** BEGIN Dataset records **
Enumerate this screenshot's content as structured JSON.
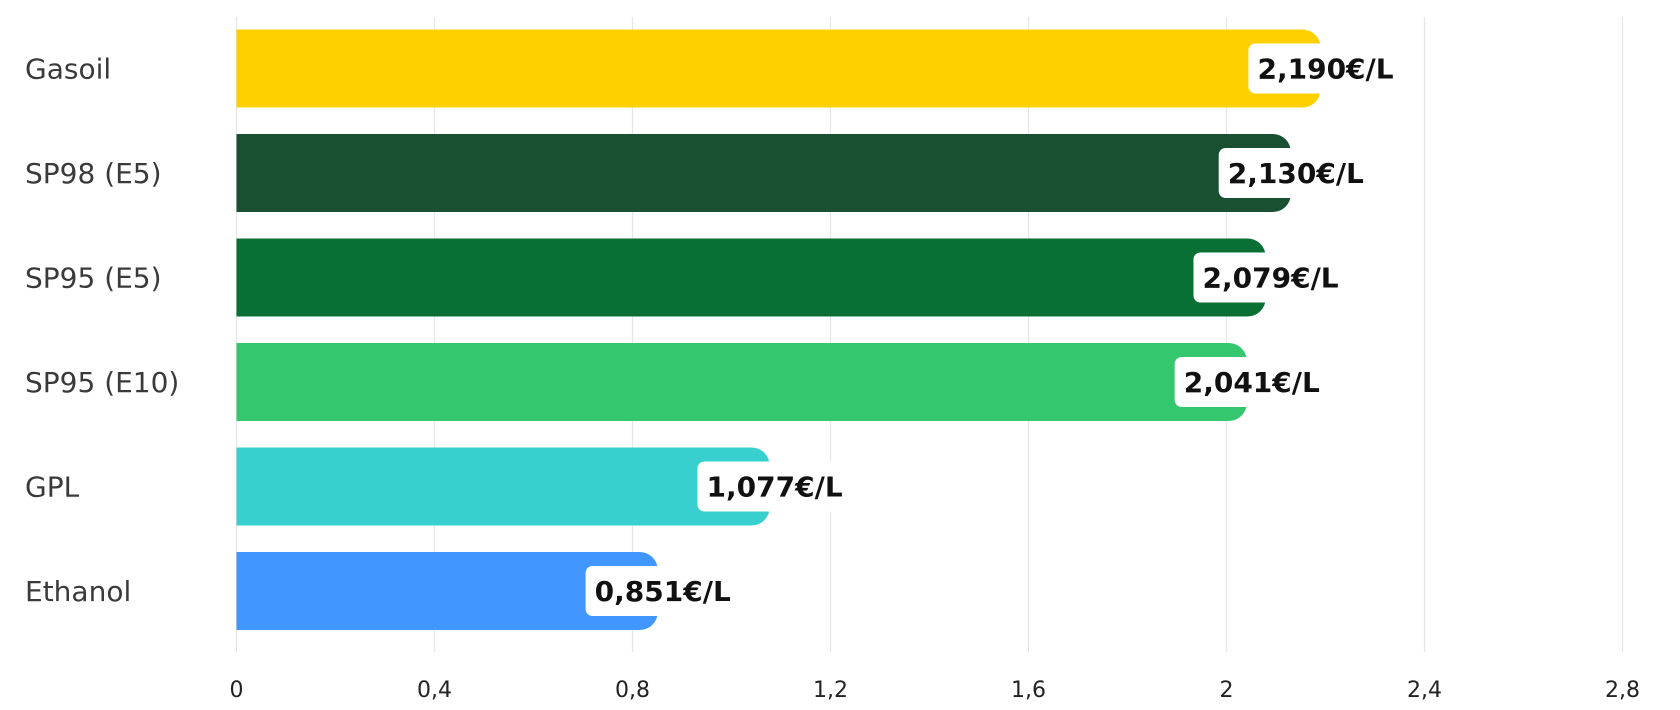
{
  "chart_data": {
    "type": "bar",
    "orientation": "horizontal",
    "categories": [
      "Gasoil",
      "SP98 (E5)",
      "SP95 (E5)",
      "SP95 (E10)",
      "GPL",
      "Ethanol"
    ],
    "values": [
      2.19,
      2.13,
      2.079,
      2.041,
      1.077,
      0.851
    ],
    "value_labels": [
      "2,190€/L",
      "2,130€/L",
      "2,079€/L",
      "2,041€/L",
      "1,077€/L",
      "0,851€/L"
    ],
    "colors": [
      "#ffd000",
      "#1a5032",
      "#087034",
      "#34c76e",
      "#38cfcf",
      "#4196ff"
    ],
    "x_ticks": [
      0,
      0.4,
      0.8,
      1.2,
      1.6,
      2,
      2.4,
      2.8
    ],
    "x_tick_labels": [
      "0",
      "0,4",
      "0,8",
      "1,2",
      "1,6",
      "2",
      "2,4",
      "2,8"
    ],
    "xlim": [
      0,
      2.8
    ],
    "grid": true,
    "legend": "none"
  }
}
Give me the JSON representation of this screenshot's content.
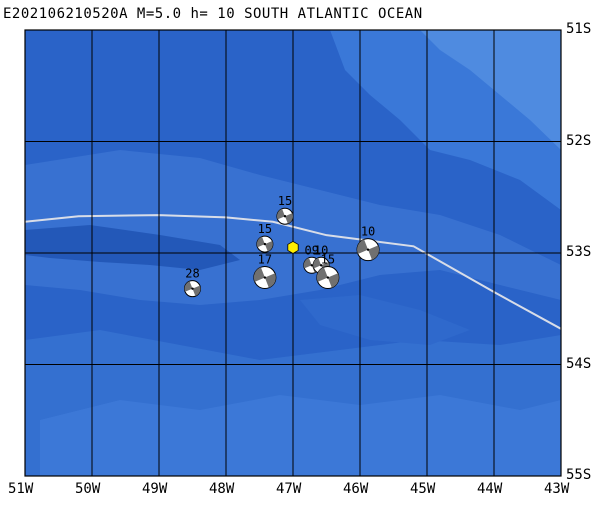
{
  "header": {
    "title": "E202106210520A  M=5.0  h= 10 SOUTH ATLANTIC OCEAN"
  },
  "axes": {
    "lon_labels": [
      "51W",
      "50W",
      "49W",
      "48W",
      "47W",
      "46W",
      "45W",
      "44W",
      "43W"
    ],
    "lat_labels": [
      "51S",
      "52S",
      "53S",
      "54S",
      "55S"
    ],
    "lon_min": -51,
    "lon_max": -43,
    "lat_max": -51,
    "lat_min": -55,
    "grid": true
  },
  "colors": {
    "ocean_base": "#2a63c8",
    "ocean_deep": "#2358b8",
    "ocean_shallow": "#3a78d8",
    "ocean_light": "#4f8be0",
    "grid": "#000000",
    "plate_boundary": "#d8dde8",
    "epicenter": "#ffee00"
  },
  "epicenter": {
    "lon": -47.0,
    "lat": -52.95,
    "icon": "yellow-hexagon-icon"
  },
  "plate_boundary": [
    [
      -51.0,
      -52.72
    ],
    [
      -50.2,
      -52.67
    ],
    [
      -49.0,
      -52.66
    ],
    [
      -48.0,
      -52.68
    ],
    [
      -47.3,
      -52.72
    ],
    [
      -46.5,
      -52.84
    ],
    [
      -45.2,
      -52.94
    ],
    [
      -44.0,
      -53.35
    ],
    [
      -43.0,
      -53.68
    ]
  ],
  "mechanisms": [
    {
      "label": "15",
      "lon": -47.12,
      "lat": -52.67,
      "size": "small"
    },
    {
      "label": "15",
      "lon": -47.42,
      "lat": -52.92,
      "size": "small"
    },
    {
      "label": "17",
      "lon": -47.42,
      "lat": -53.22,
      "size": "medium"
    },
    {
      "label": "28",
      "lon": -48.5,
      "lat": -53.32,
      "size": "small"
    },
    {
      "label": "09",
      "lon": -46.72,
      "lat": -53.11,
      "size": "small"
    },
    {
      "label": "10",
      "lon": -46.58,
      "lat": -53.11,
      "size": "small"
    },
    {
      "label": "15",
      "lon": -46.48,
      "lat": -53.22,
      "size": "medium"
    },
    {
      "label": "10",
      "lon": -45.88,
      "lat": -52.97,
      "size": "medium"
    }
  ]
}
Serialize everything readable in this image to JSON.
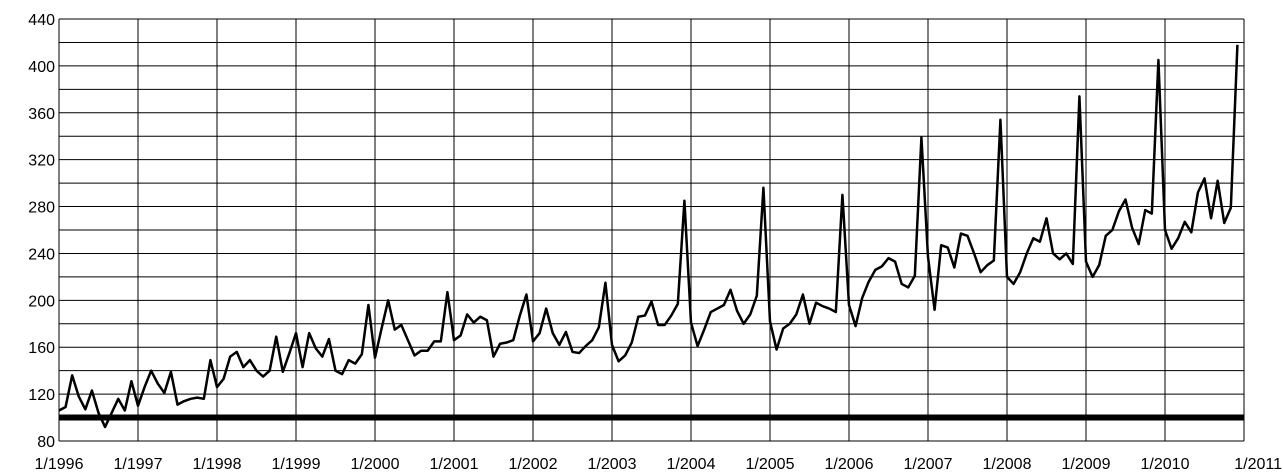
** END Dataset records **
--- Job ---
Return every line of the records exactly as given, pictures excluded.

--- Answer to the task ---
Enumerate this screenshot's content as structured JSON.
{
  "chart_data": {
    "type": "bar",
    "orientation": "horizontal",
    "categories": [
      "Gasoil",
      "SP98 (E5)",
      "SP95 (E5)",
      "SP95 (E10)",
      "GPL",
      "Ethanol"
    ],
    "values": [
      2.19,
      2.13,
      2.079,
      2.041,
      1.077,
      0.851
    ],
    "value_labels": [
      "2,190€/L",
      "2,130€/L",
      "2,079€/L",
      "2,041€/L",
      "1,077€/L",
      "0,851€/L"
    ],
    "colors": [
      "#ffd000",
      "#1a5032",
      "#087034",
      "#34c76e",
      "#38cfcf",
      "#4196ff"
    ],
    "x_ticks": [
      0,
      0.4,
      0.8,
      1.2,
      1.6,
      2,
      2.4,
      2.8
    ],
    "x_tick_labels": [
      "0",
      "0,4",
      "0,8",
      "1,2",
      "1,6",
      "2",
      "2,4",
      "2,8"
    ],
    "xlim": [
      0,
      2.8
    ],
    "grid": true,
    "legend": "none"
  }
}
Give me the JSON representation of this screenshot's content.
{
  "header": {
    "title": "E202106210520A  M=5.0  h= 10 SOUTH ATLANTIC OCEAN"
  },
  "axes": {
    "lon_labels": [
      "51W",
      "50W",
      "49W",
      "48W",
      "47W",
      "46W",
      "45W",
      "44W",
      "43W"
    ],
    "lat_labels": [
      "51S",
      "52S",
      "53S",
      "54S",
      "55S"
    ],
    "lon_min": -51,
    "lon_max": -43,
    "lat_max": -51,
    "lat_min": -55,
    "grid": true
  },
  "colors": {
    "ocean_base": "#2a63c8",
    "ocean_deep": "#2358b8",
    "ocean_shallow": "#3a78d8",
    "ocean_light": "#4f8be0",
    "grid": "#000000",
    "plate_boundary": "#d8dde8",
    "epicenter": "#ffee00"
  },
  "epicenter": {
    "lon": -47.0,
    "lat": -52.95,
    "icon": "yellow-hexagon-icon"
  },
  "plate_boundary": [
    [
      -51.0,
      -52.72
    ],
    [
      -50.2,
      -52.67
    ],
    [
      -49.0,
      -52.66
    ],
    [
      -48.0,
      -52.68
    ],
    [
      -47.3,
      -52.72
    ],
    [
      -46.5,
      -52.84
    ],
    [
      -45.2,
      -52.94
    ],
    [
      -44.0,
      -53.35
    ],
    [
      -43.0,
      -53.68
    ]
  ],
  "mechanisms": [
    {
      "label": "15",
      "lon": -47.12,
      "lat": -52.67,
      "size": "small"
    },
    {
      "label": "15",
      "lon": -47.42,
      "lat": -52.92,
      "size": "small"
    },
    {
      "label": "17",
      "lon": -47.42,
      "lat": -53.22,
      "size": "medium"
    },
    {
      "label": "28",
      "lon": -48.5,
      "lat": -53.32,
      "size": "small"
    },
    {
      "label": "09",
      "lon": -46.72,
      "lat": -53.11,
      "size": "small"
    },
    {
      "label": "10",
      "lon": -46.58,
      "lat": -53.11,
      "size": "small"
    },
    {
      "label": "15",
      "lon": -46.48,
      "lat": -53.22,
      "size": "medium"
    },
    {
      "label": "10",
      "lon": -45.88,
      "lat": -52.97,
      "size": "medium"
    }
  ]
}
Serialize everything readable in this image to JSON.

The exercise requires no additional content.